_Challenge_
Which lines contain the string "Risiko"? Please list every one of them.

■ ■ ■

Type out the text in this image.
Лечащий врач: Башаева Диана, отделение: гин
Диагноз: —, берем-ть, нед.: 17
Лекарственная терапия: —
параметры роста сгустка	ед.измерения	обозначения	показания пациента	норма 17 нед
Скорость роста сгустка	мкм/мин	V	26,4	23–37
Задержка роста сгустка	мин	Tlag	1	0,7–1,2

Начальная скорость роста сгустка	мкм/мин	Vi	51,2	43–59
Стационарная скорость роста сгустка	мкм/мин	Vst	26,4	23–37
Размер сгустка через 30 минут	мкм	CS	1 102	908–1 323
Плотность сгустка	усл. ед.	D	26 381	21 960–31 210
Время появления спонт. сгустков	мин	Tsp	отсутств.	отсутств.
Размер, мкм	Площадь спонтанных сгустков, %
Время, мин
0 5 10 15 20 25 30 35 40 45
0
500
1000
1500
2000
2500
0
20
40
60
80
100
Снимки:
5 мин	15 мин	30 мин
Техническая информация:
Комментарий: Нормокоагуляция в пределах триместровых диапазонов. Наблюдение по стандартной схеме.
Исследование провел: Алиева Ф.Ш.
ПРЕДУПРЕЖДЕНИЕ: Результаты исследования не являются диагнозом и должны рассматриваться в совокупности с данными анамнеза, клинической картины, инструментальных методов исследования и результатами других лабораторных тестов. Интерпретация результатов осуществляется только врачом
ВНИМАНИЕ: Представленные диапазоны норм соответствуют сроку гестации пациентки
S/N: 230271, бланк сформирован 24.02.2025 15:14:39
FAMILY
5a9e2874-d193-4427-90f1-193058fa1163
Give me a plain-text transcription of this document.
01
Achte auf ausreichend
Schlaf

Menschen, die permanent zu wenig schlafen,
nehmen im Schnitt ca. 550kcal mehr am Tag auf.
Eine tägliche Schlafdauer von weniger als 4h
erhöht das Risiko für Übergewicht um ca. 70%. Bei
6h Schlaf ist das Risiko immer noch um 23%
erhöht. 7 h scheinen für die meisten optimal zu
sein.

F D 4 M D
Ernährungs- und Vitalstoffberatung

■ ■ ■

_Output of the exercise_
erhöht das Risiko für Übergewicht um ca. 70%. Bei
6h Schlaf ist das Risiko immer noch um 23%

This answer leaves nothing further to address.